EXERCISE GOAL:
Print each of the entries exactly, leaving nothing out.

Part of a data file:

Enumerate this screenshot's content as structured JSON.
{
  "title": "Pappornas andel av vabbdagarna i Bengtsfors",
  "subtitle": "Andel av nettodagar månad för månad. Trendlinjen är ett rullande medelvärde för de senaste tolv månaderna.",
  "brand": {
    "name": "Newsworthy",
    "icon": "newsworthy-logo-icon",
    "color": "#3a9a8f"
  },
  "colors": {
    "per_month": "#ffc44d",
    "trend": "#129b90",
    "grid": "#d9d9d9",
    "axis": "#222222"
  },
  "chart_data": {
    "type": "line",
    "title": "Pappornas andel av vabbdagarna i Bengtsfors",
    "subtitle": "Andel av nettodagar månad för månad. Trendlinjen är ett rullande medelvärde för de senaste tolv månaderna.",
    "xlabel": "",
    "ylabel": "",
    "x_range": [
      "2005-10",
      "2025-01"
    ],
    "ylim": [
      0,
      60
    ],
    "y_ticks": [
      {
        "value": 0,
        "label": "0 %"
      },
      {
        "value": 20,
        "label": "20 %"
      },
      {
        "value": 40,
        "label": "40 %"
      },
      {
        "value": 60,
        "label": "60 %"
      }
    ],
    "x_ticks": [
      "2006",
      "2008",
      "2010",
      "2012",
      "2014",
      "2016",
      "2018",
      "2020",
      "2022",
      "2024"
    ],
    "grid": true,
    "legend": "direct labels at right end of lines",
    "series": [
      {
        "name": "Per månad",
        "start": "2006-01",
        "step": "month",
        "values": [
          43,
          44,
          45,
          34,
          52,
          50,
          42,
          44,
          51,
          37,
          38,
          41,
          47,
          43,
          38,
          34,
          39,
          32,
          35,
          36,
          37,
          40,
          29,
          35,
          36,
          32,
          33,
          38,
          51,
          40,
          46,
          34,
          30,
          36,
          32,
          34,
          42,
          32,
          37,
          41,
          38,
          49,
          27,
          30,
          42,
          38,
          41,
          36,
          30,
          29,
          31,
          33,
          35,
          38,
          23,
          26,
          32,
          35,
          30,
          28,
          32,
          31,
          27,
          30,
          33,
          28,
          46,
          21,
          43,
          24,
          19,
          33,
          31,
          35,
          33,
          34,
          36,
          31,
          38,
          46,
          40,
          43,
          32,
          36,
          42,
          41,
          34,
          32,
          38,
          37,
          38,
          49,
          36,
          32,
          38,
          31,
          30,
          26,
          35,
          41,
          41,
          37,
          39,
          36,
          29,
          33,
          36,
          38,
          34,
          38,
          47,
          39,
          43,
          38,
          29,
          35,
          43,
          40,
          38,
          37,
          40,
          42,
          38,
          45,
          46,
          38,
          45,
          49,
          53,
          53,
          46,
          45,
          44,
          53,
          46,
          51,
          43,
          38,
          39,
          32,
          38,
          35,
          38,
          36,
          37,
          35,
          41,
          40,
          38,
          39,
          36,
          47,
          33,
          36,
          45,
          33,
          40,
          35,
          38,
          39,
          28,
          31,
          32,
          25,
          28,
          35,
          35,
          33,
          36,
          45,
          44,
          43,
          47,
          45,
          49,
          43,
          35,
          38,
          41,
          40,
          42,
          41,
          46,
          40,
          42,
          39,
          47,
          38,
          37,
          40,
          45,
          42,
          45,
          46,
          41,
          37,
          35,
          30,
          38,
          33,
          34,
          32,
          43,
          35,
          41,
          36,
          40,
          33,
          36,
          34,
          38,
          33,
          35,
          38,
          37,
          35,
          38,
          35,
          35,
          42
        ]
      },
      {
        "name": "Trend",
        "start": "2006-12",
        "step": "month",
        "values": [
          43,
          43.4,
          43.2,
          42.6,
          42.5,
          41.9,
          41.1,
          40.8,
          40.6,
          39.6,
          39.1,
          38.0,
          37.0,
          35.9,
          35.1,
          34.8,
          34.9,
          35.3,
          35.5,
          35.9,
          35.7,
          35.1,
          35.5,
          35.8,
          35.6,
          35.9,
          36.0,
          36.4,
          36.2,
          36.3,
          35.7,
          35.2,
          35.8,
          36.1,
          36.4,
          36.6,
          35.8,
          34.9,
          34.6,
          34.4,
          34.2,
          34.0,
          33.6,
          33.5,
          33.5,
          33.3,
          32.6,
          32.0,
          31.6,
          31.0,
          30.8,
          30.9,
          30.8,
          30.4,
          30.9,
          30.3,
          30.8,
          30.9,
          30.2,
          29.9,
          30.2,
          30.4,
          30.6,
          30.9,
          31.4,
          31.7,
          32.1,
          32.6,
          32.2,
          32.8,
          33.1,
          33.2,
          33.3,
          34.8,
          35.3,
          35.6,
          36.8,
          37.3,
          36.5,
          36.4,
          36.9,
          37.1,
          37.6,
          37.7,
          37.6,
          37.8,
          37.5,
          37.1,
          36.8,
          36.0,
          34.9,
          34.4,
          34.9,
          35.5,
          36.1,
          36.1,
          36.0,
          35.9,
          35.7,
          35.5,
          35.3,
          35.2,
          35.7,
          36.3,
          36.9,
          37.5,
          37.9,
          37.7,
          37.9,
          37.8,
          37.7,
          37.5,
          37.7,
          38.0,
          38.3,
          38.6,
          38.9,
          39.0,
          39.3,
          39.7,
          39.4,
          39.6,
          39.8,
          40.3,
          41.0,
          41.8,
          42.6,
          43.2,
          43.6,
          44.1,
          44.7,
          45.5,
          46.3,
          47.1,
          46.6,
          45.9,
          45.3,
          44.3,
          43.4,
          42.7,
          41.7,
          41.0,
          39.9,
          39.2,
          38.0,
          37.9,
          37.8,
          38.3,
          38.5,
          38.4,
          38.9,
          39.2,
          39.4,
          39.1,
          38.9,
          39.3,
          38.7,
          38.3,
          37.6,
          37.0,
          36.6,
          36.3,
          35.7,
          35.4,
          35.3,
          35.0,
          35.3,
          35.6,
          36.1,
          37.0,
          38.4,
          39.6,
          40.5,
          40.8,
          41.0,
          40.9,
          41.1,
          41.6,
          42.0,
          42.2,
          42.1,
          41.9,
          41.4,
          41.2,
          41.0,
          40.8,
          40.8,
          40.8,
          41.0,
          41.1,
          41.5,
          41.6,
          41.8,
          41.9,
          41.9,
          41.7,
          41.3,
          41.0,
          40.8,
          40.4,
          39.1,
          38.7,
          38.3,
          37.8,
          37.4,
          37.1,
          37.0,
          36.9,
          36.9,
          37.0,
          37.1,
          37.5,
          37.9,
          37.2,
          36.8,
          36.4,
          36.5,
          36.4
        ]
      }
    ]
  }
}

TASK OUTPUT:
Enumerate this screenshot's content as structured JSON.
{
  "title": "Pappornas andel av vabbdagarna i Bengtsfors",
  "subtitle": "Andel av nettodagar månad för månad. Trendlinjen är ett rullande medelvärde för de senaste tolv månaderna.",
  "brand": {
    "name": "Newsworthy",
    "icon": "newsworthy-logo-icon",
    "color": "#3a9a8f"
  },
  "colors": {
    "per_month": "#ffc44d",
    "trend": "#129b90",
    "grid": "#d9d9d9",
    "axis": "#222222"
  },
  "chart_data": {
    "type": "line",
    "title": "Pappornas andel av vabbdagarna i Bengtsfors",
    "subtitle": "Andel av nettodagar månad för månad. Trendlinjen är ett rullande medelvärde för de senaste tolv månaderna.",
    "xlabel": "",
    "ylabel": "",
    "x_range": [
      "2005-10",
      "2025-01"
    ],
    "ylim": [
      0,
      60
    ],
    "y_ticks": [
      {
        "value": 0,
        "label": "0 %"
      },
      {
        "value": 20,
        "label": "20 %"
      },
      {
        "value": 40,
        "label": "40 %"
      },
      {
        "value": 60,
        "label": "60 %"
      }
    ],
    "x_ticks": [
      "2006",
      "2008",
      "2010",
      "2012",
      "2014",
      "2016",
      "2018",
      "2020",
      "2022",
      "2024"
    ],
    "grid": true,
    "legend": "direct labels at right end of lines",
    "series": [
      {
        "name": "Per månad",
        "start": "2006-01",
        "step": "month",
        "values": [
          43,
          44,
          45,
          34,
          52,
          50,
          42,
          44,
          51,
          37,
          38,
          41,
          47,
          43,
          38,
          34,
          39,
          32,
          35,
          36,
          37,
          40,
          29,
          35,
          36,
          32,
          33,
          38,
          51,
          40,
          46,
          34,
          30,
          36,
          32,
          34,
          42,
          32,
          37,
          41,
          38,
          49,
          27,
          30,
          42,
          38,
          41,
          36,
          30,
          29,
          31,
          33,
          35,
          38,
          23,
          26,
          32,
          35,
          30,
          28,
          32,
          31,
          27,
          30,
          33,
          28,
          46,
          21,
          43,
          24,
          19,
          33,
          31,
          35,
          33,
          34,
          36,
          31,
          38,
          46,
          40,
          43,
          32,
          36,
          42,
          41,
          34,
          32,
          38,
          37,
          38,
          49,
          36,
          32,
          38,
          31,
          30,
          26,
          35,
          41,
          41,
          37,
          39,
          36,
          29,
          33,
          36,
          38,
          34,
          38,
          47,
          39,
          43,
          38,
          29,
          35,
          43,
          40,
          38,
          37,
          40,
          42,
          38,
          45,
          46,
          38,
          45,
          49,
          53,
          53,
          46,
          45,
          44,
          53,
          46,
          51,
          43,
          38,
          39,
          32,
          38,
          35,
          38,
          36,
          37,
          35,
          41,
          40,
          38,
          39,
          36,
          47,
          33,
          36,
          45,
          33,
          40,
          35,
          38,
          39,
          28,
          31,
          32,
          25,
          28,
          35,
          35,
          33,
          36,
          45,
          44,
          43,
          47,
          45,
          49,
          43,
          35,
          38,
          41,
          40,
          42,
          41,
          46,
          40,
          42,
          39,
          47,
          38,
          37,
          40,
          45,
          42,
          45,
          46,
          41,
          37,
          35,
          30,
          38,
          33,
          34,
          32,
          43,
          35,
          41,
          36,
          40,
          33,
          36,
          34,
          38,
          33,
          35,
          38,
          37,
          35,
          38,
          35,
          35,
          42
        ]
      },
      {
        "name": "Trend",
        "start": "2006-12",
        "step": "month",
        "values": [
          43,
          43.4,
          43.2,
          42.6,
          42.5,
          41.9,
          41.1,
          40.8,
          40.6,
          39.6,
          39.1,
          38.0,
          37.0,
          35.9,
          35.1,
          34.8,
          34.9,
          35.3,
          35.5,
          35.9,
          35.7,
          35.1,
          35.5,
          35.8,
          35.6,
          35.9,
          36.0,
          36.4,
          36.2,
          36.3,
          35.7,
          35.2,
          35.8,
          36.1,
          36.4,
          36.6,
          35.8,
          34.9,
          34.6,
          34.4,
          34.2,
          34.0,
          33.6,
          33.5,
          33.5,
          33.3,
          32.6,
          32.0,
          31.6,
          31.0,
          30.8,
          30.9,
          30.8,
          30.4,
          30.9,
          30.3,
          30.8,
          30.9,
          30.2,
          29.9,
          30.2,
          30.4,
          30.6,
          30.9,
          31.4,
          31.7,
          32.1,
          32.6,
          32.2,
          32.8,
          33.1,
          33.2,
          33.3,
          34.8,
          35.3,
          35.6,
          36.8,
          37.3,
          36.5,
          36.4,
          36.9,
          37.1,
          37.6,
          37.7,
          37.6,
          37.8,
          37.5,
          37.1,
          36.8,
          36.0,
          34.9,
          34.4,
          34.9,
          35.5,
          36.1,
          36.1,
          36.0,
          35.9,
          35.7,
          35.5,
          35.3,
          35.2,
          35.7,
          36.3,
          36.9,
          37.5,
          37.9,
          37.7,
          37.9,
          37.8,
          37.7,
          37.5,
          37.7,
          38.0,
          38.3,
          38.6,
          38.9,
          39.0,
          39.3,
          39.7,
          39.4,
          39.6,
          39.8,
          40.3,
          41.0,
          41.8,
          42.6,
          43.2,
          43.6,
          44.1,
          44.7,
          45.5,
          46.3,
          47.1,
          46.6,
          45.9,
          45.3,
          44.3,
          43.4,
          42.7,
          41.7,
          41.0,
          39.9,
          39.2,
          38.0,
          37.9,
          37.8,
          38.3,
          38.5,
          38.4,
          38.9,
          39.2,
          39.4,
          39.1,
          38.9,
          39.3,
          38.7,
          38.3,
          37.6,
          37.0,
          36.6,
          36.3,
          35.7,
          35.4,
          35.3,
          35.0,
          35.3,
          35.6,
          36.1,
          37.0,
          38.4,
          39.6,
          40.5,
          40.8,
          41.0,
          40.9,
          41.1,
          41.6,
          42.0,
          42.2,
          42.1,
          41.9,
          41.4,
          41.2,
          41.0,
          40.8,
          40.8,
          40.8,
          41.0,
          41.1,
          41.5,
          41.6,
          41.8,
          41.9,
          41.9,
          41.7,
          41.3,
          41.0,
          40.8,
          40.4,
          39.1,
          38.7,
          38.3,
          37.8,
          37.4,
          37.1,
          37.0,
          36.9,
          36.9,
          37.0,
          37.1,
          37.5,
          37.9,
          37.2,
          36.8,
          36.4,
          36.5,
          36.4
        ]
      }
    ]
  }
}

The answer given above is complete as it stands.